**What you will do:** Report how many lines contain "Area". The answer is a single number.

--- Begin Records supplied ---

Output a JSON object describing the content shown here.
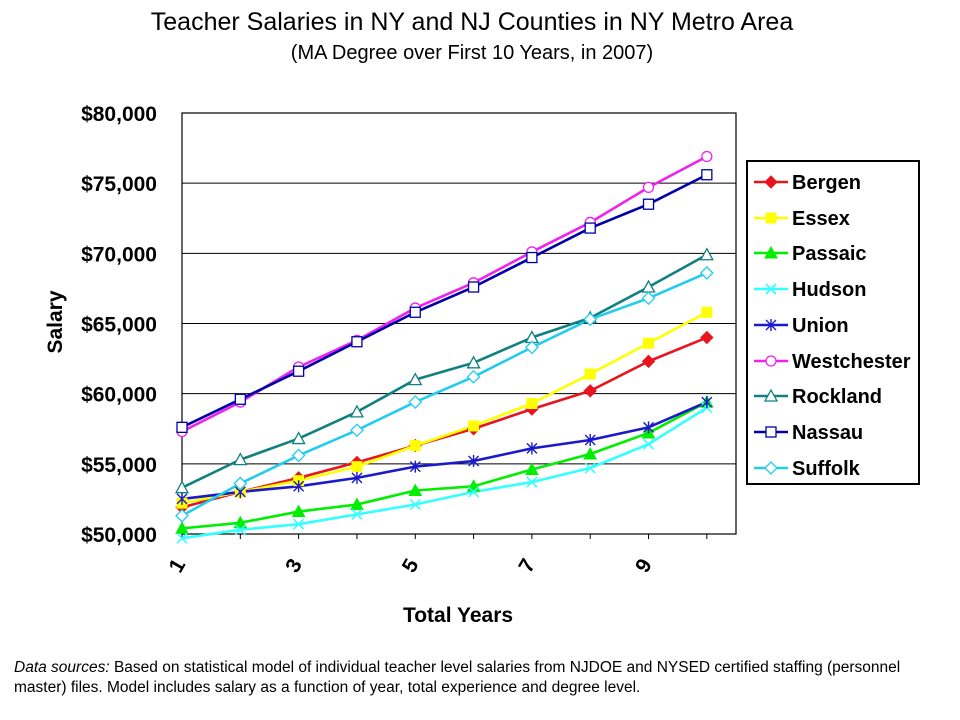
{
  "title": "Teacher Salaries in NY and NJ Counties in NY Metro Area",
  "subtitle": "(MA Degree over First 10 Years, in 2007)",
  "footnote": {
    "label": "Data sources:",
    "text": " Based on statistical model of individual teacher level salaries from NJDOE and NYSED certified staffing (personnel master) files. Model includes salary as a function of year, total experience and degree level."
  },
  "chart_data": {
    "type": "line",
    "title": "Teacher Salaries in NY and NJ Counties in NY Metro Area",
    "subtitle": "(MA Degree over First 10 Years, in 2007)",
    "xlabel": "Total Years",
    "ylabel": "Salary",
    "x": [
      1,
      2,
      3,
      4,
      5,
      6,
      7,
      8,
      9,
      10
    ],
    "x_tick_labels": [
      "1",
      "3",
      "5",
      "7",
      "9"
    ],
    "xlim": [
      1,
      10.5
    ],
    "ylim": [
      50000,
      80000
    ],
    "y_tick_labels": [
      "$50,000",
      "$55,000",
      "$60,000",
      "$65,000",
      "$70,000",
      "$75,000",
      "$80,000"
    ],
    "grid": "horizontal",
    "legend_position": "right",
    "series": [
      {
        "name": "Bergen",
        "color": "#e8141e",
        "marker": "diamond-filled",
        "values": [
          51900,
          53000,
          54000,
          55100,
          56300,
          57500,
          58900,
          60200,
          62300,
          64000
        ]
      },
      {
        "name": "Essex",
        "color": "#ffff00",
        "marker": "square-filled",
        "values": [
          52200,
          53000,
          53800,
          54800,
          56300,
          57700,
          59300,
          61400,
          63600,
          65800
        ]
      },
      {
        "name": "Passaic",
        "color": "#00ee00",
        "marker": "triangle-filled",
        "values": [
          50400,
          50800,
          51600,
          52100,
          53100,
          53400,
          54600,
          55700,
          57200,
          59400
        ]
      },
      {
        "name": "Hudson",
        "color": "#33ffff",
        "marker": "x",
        "values": [
          49700,
          50300,
          50700,
          51400,
          52100,
          53000,
          53700,
          54700,
          56400,
          59000
        ]
      },
      {
        "name": "Union",
        "color": "#1a1acc",
        "marker": "star",
        "values": [
          52500,
          53000,
          53400,
          54000,
          54800,
          55200,
          56100,
          56700,
          57600,
          59400
        ]
      },
      {
        "name": "Westchester",
        "color": "#ee22ee",
        "marker": "circle-open",
        "values": [
          57300,
          59400,
          61900,
          63800,
          66100,
          67900,
          70100,
          72200,
          74700,
          76900
        ]
      },
      {
        "name": "Rockland",
        "color": "#118080",
        "marker": "triangle-open",
        "values": [
          53300,
          55300,
          56800,
          58700,
          61000,
          62200,
          64000,
          65400,
          67600,
          69900
        ]
      },
      {
        "name": "Nassau",
        "color": "#0000a8",
        "marker": "square-open",
        "values": [
          57600,
          59600,
          61600,
          63700,
          65800,
          67600,
          69700,
          71800,
          73500,
          75600
        ]
      },
      {
        "name": "Suffolk",
        "color": "#22ccee",
        "marker": "diamond-open",
        "values": [
          51300,
          53600,
          55600,
          57400,
          59400,
          61200,
          63300,
          65300,
          66800,
          68600
        ]
      }
    ]
  }
}
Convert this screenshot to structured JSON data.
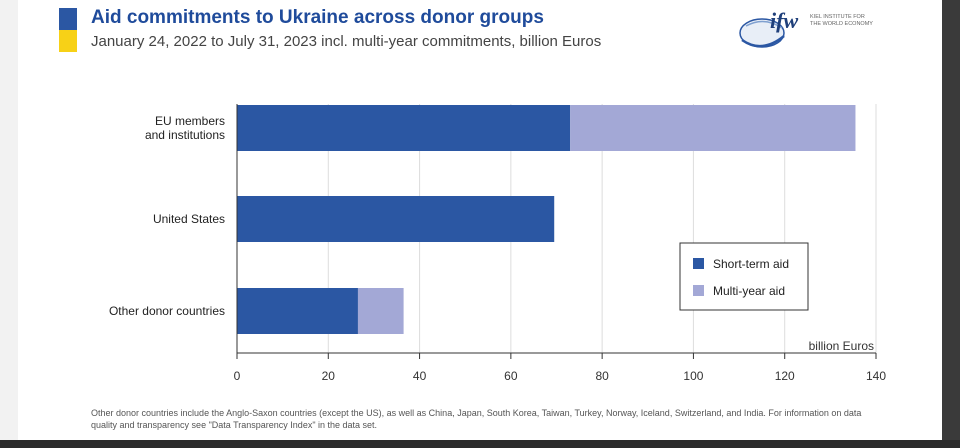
{
  "header": {
    "title": "Aid commitments to Ukraine across donor groups",
    "subtitle": "January 24, 2022 to July 31, 2023 incl. multi-year commitments, billion Euros"
  },
  "logo": {
    "mark": "ifw",
    "line1": "KIEL INSTITUTE FOR",
    "line2": "THE WORLD ECONOMY"
  },
  "footnote": {
    "text": "Other donor countries include the Anglo-Saxon countries (except the US), as well as China, Japan, South Korea, Taiwan, Turkey, Norway, Iceland, Switzerland, and India. For information on data quality and transparency see \"Data Transparency Index\" in the data set."
  },
  "colors": {
    "short_term": "#2b57a3",
    "multi_year": "#a3a8d6",
    "flag_blue": "#2b57a3",
    "flag_yellow": "#f7d117"
  },
  "chart_data": {
    "type": "bar",
    "orientation": "horizontal",
    "stacked": true,
    "categories": [
      [
        "EU members",
        "and institutions"
      ],
      [
        "United States"
      ],
      [
        "Other donor countries"
      ]
    ],
    "series": [
      {
        "name": "Short-term aid",
        "values": [
          73,
          69.5,
          26.5
        ]
      },
      {
        "name": "Multi-year aid",
        "values": [
          62.5,
          0,
          10
        ]
      }
    ],
    "xlabel": "billion Euros",
    "xlim": [
      0,
      140
    ],
    "xticks": [
      0,
      20,
      40,
      60,
      80,
      100,
      120,
      140
    ],
    "legend": "bottom-right",
    "grid": true
  }
}
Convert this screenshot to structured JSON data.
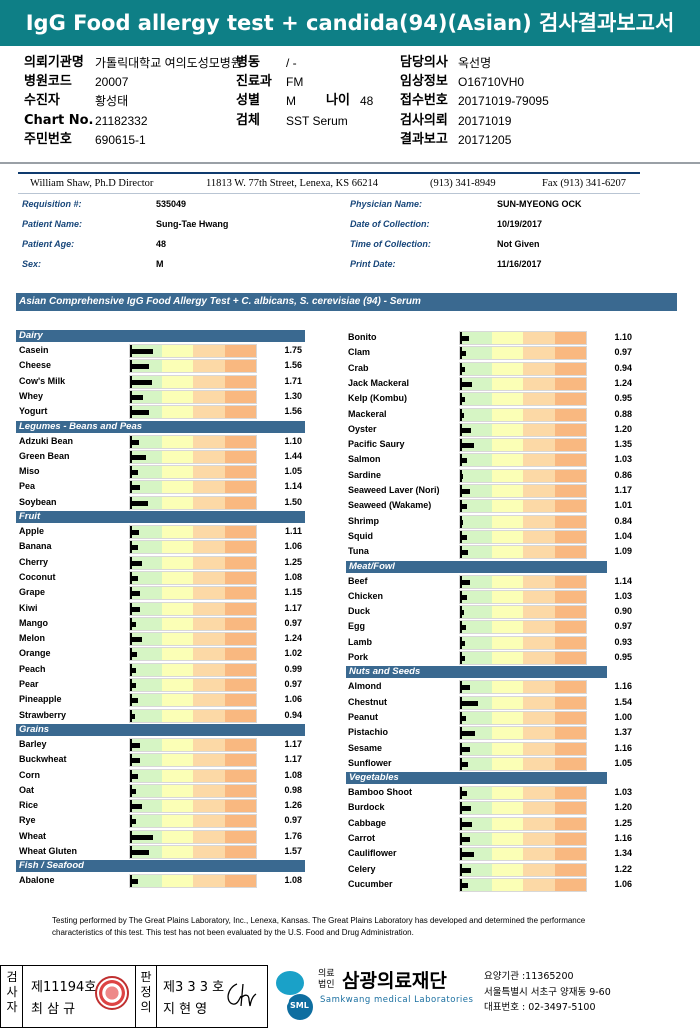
{
  "title": "IgG Food allergy test + candida(94)(Asian) 검사결과보고서",
  "header": {
    "col1": [
      {
        "label": "의뢰기관명",
        "value": "가톨릭대학교 여의도성모병원"
      },
      {
        "label": "병원코드",
        "value": "20007"
      },
      {
        "label": "수진자",
        "value": "황성태"
      },
      {
        "label": "Chart No.",
        "value": "21182332"
      },
      {
        "label": "주민번호",
        "value": "690615-1"
      }
    ],
    "ward_label": "병동",
    "ward_value": "/ -",
    "dept_label": "진료과",
    "dept_value": "FM",
    "sex_label": "성별",
    "sex_value": "M",
    "age_label": "나이",
    "age_value": "48",
    "specimen_label": "검체",
    "specimen_value": "SST Serum",
    "col3": [
      {
        "label": "담당의사",
        "value": "옥선명"
      },
      {
        "label": "임상정보",
        "value": "O16710VH0"
      },
      {
        "label": "접수번호",
        "value": "20171019-79095"
      },
      {
        "label": "검사의뢰",
        "value": "20171019"
      },
      {
        "label": "결과보고",
        "value": "20171205"
      }
    ]
  },
  "letterhead": {
    "director": "William Shaw, Ph.D  Director",
    "address": "11813 W. 77th Street, Lenexa, KS 66214",
    "phone": "(913) 341-8949",
    "fax": "Fax (913) 341-6207"
  },
  "patient_info": {
    "requisition_label": "Requisition #:",
    "requisition": "535049",
    "patient_name_label": "Patient Name:",
    "patient_name": "Sung-Tae Hwang",
    "patient_age_label": "Patient Age:",
    "patient_age": "48",
    "sex_label": "Sex:",
    "sex": "M",
    "physician_label": "Physician Name:",
    "physician": "SUN-MYEONG OCK",
    "date_collection_label": "Date of Collection:",
    "date_collection": "10/19/2017",
    "time_collection_label": "Time of Collection:",
    "time_collection": "Not Given",
    "print_date_label": "Print Date:",
    "print_date": "11/16/2017"
  },
  "panel_title": "Asian Comprehensive IgG Food Allergy Test + C. albicans, S. cerevisiae (94) - Serum",
  "bar_scale_max": 10,
  "bar_colors": [
    "#d6f5c4",
    "#fbffb6",
    "#fcd9a6",
    "#f9b880"
  ],
  "left_column": [
    {
      "category": "Dairy",
      "items": [
        {
          "name": "Casein",
          "value": 1.75
        },
        {
          "name": "Cheese",
          "value": 1.56
        },
        {
          "name": "Cow's Milk",
          "value": 1.71
        },
        {
          "name": "Whey",
          "value": 1.3
        },
        {
          "name": "Yogurt",
          "value": 1.56
        }
      ]
    },
    {
      "category": "Legumes - Beans and Peas",
      "items": [
        {
          "name": "Adzuki Bean",
          "value": 1.1
        },
        {
          "name": "Green Bean",
          "value": 1.44
        },
        {
          "name": "Miso",
          "value": 1.05
        },
        {
          "name": "Pea",
          "value": 1.14
        },
        {
          "name": "Soybean",
          "value": 1.5
        }
      ]
    },
    {
      "category": "Fruit",
      "items": [
        {
          "name": "Apple",
          "value": 1.11
        },
        {
          "name": "Banana",
          "value": 1.06
        },
        {
          "name": "Cherry",
          "value": 1.25
        },
        {
          "name": "Coconut",
          "value": 1.08
        },
        {
          "name": "Grape",
          "value": 1.15
        },
        {
          "name": "Kiwi",
          "value": 1.17
        },
        {
          "name": "Mango",
          "value": 0.97
        },
        {
          "name": "Melon",
          "value": 1.24
        },
        {
          "name": "Orange",
          "value": 1.02
        },
        {
          "name": "Peach",
          "value": 0.99
        },
        {
          "name": "Pear",
          "value": 0.97
        },
        {
          "name": "Pineapple",
          "value": 1.06
        },
        {
          "name": "Strawberry",
          "value": 0.94
        }
      ]
    },
    {
      "category": "Grains",
      "items": [
        {
          "name": "Barley",
          "value": 1.17
        },
        {
          "name": "Buckwheat",
          "value": 1.17
        },
        {
          "name": "Corn",
          "value": 1.08
        },
        {
          "name": "Oat",
          "value": 0.98
        },
        {
          "name": "Rice",
          "value": 1.26
        },
        {
          "name": "Rye",
          "value": 0.97
        },
        {
          "name": "Wheat",
          "value": 1.76
        },
        {
          "name": "Wheat Gluten",
          "value": 1.57
        }
      ]
    },
    {
      "category": "Fish / Seafood",
      "items": [
        {
          "name": "Abalone",
          "value": 1.08
        }
      ]
    }
  ],
  "right_column": [
    {
      "category": "",
      "items": [
        {
          "name": "Bonito",
          "value": 1.1
        },
        {
          "name": "Clam",
          "value": 0.97
        },
        {
          "name": "Crab",
          "value": 0.94
        },
        {
          "name": "Jack Mackeral",
          "value": 1.24
        },
        {
          "name": "Kelp (Kombu)",
          "value": 0.95
        },
        {
          "name": "Mackeral",
          "value": 0.88
        },
        {
          "name": "Oyster",
          "value": 1.2
        },
        {
          "name": "Pacific Saury",
          "value": 1.35
        },
        {
          "name": "Salmon",
          "value": 1.03
        },
        {
          "name": "Sardine",
          "value": 0.86
        },
        {
          "name": "Seaweed Laver (Nori)",
          "value": 1.17
        },
        {
          "name": "Seaweed (Wakame)",
          "value": 1.01
        },
        {
          "name": "Shrimp",
          "value": 0.84
        },
        {
          "name": "Squid",
          "value": 1.04
        },
        {
          "name": "Tuna",
          "value": 1.09
        }
      ]
    },
    {
      "category": "Meat/Fowl",
      "items": [
        {
          "name": "Beef",
          "value": 1.14
        },
        {
          "name": "Chicken",
          "value": 1.03
        },
        {
          "name": "Duck",
          "value": 0.9
        },
        {
          "name": "Egg",
          "value": 0.97
        },
        {
          "name": "Lamb",
          "value": 0.93
        },
        {
          "name": "Pork",
          "value": 0.95
        }
      ]
    },
    {
      "category": "Nuts and Seeds",
      "items": [
        {
          "name": "Almond",
          "value": 1.16
        },
        {
          "name": "Chestnut",
          "value": 1.54
        },
        {
          "name": "Peanut",
          "value": 1.0
        },
        {
          "name": "Pistachio",
          "value": 1.37
        },
        {
          "name": "Sesame",
          "value": 1.16
        },
        {
          "name": "Sunflower",
          "value": 1.05
        }
      ]
    },
    {
      "category": "Vegetables",
      "items": [
        {
          "name": "Bamboo Shoot",
          "value": 1.03
        },
        {
          "name": "Burdock",
          "value": 1.2
        },
        {
          "name": "Cabbage",
          "value": 1.25
        },
        {
          "name": "Carrot",
          "value": 1.16
        },
        {
          "name": "Cauliflower",
          "value": 1.34
        },
        {
          "name": "Celery",
          "value": 1.22
        },
        {
          "name": "Cucumber",
          "value": 1.06
        }
      ]
    }
  ],
  "disclaimer": "Testing performed by The Great Plains Laboratory, Inc., Lenexa, Kansas.  The Great Plains Laboratory has developed and determined the performance characteristics of this test.  This test has not been evaluated by the U.S. Food and Drug Administration.",
  "footer": {
    "tester_label": "검사자",
    "tester_license": "제11194호",
    "tester_name": "최 삼 규",
    "reviewer_label": "판정의",
    "reviewer_license": "제3 3 3 호",
    "reviewer_name": "지 현 영",
    "logo_text": "SML",
    "org_prefix": "의료법인",
    "org_name": "삼광의료재단",
    "org_eng": "Samkwang medical Laboratories",
    "care_code": "요양기관 :11365200",
    "address": "서울특별시 서초구 양재동 9-60",
    "phone": "대표번호 : 02-3497-5100"
  }
}
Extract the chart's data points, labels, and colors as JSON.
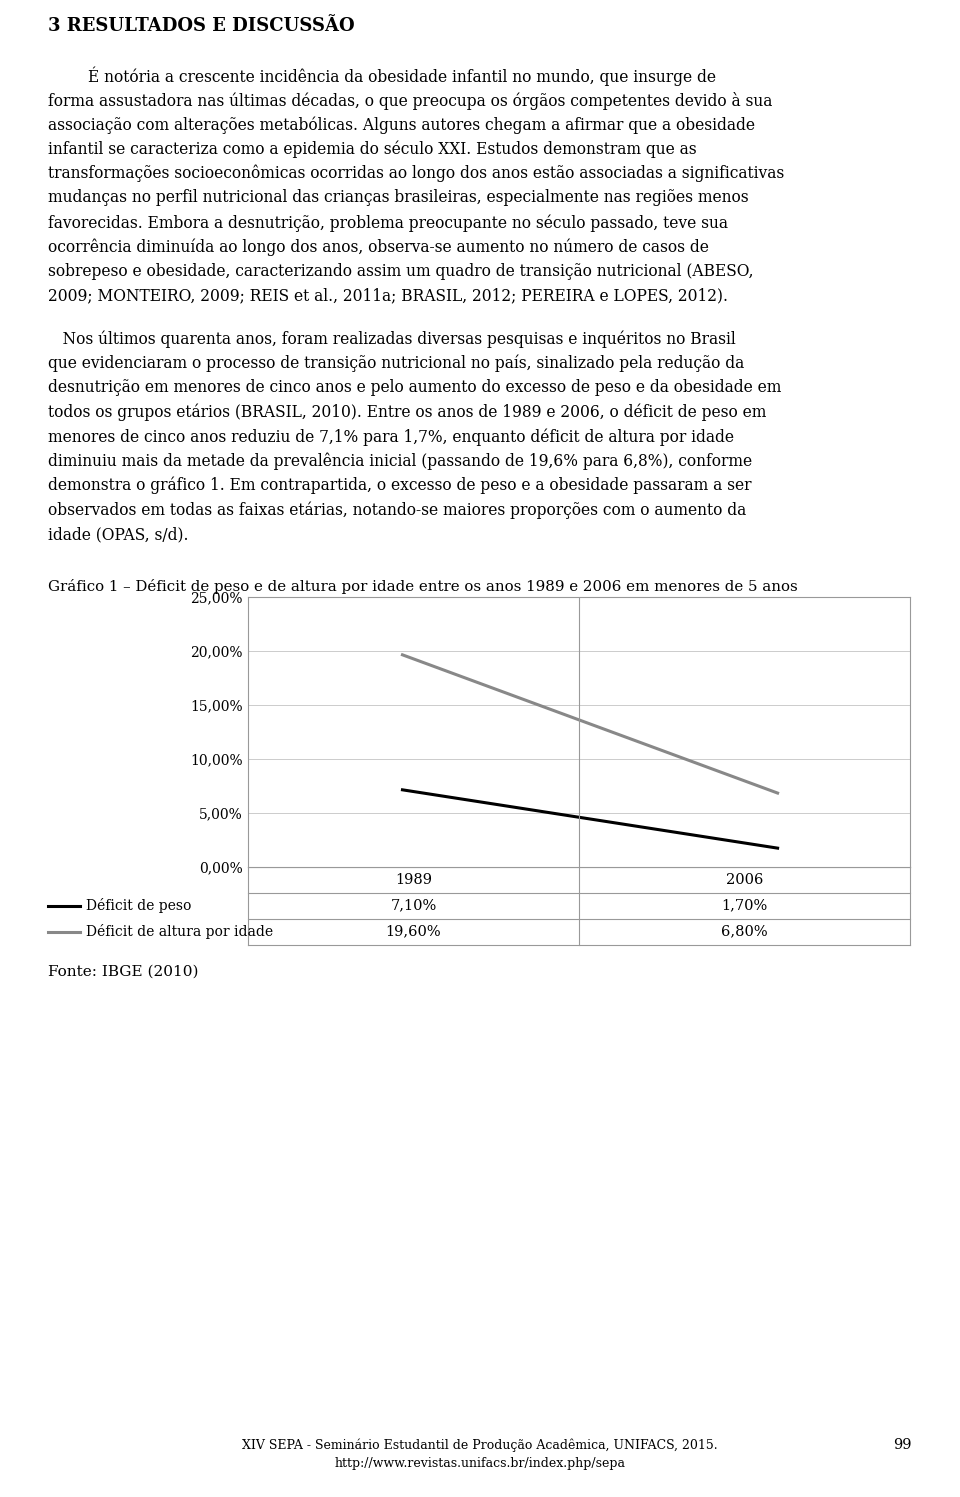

--- End Records supplied ---

**Final result:** 2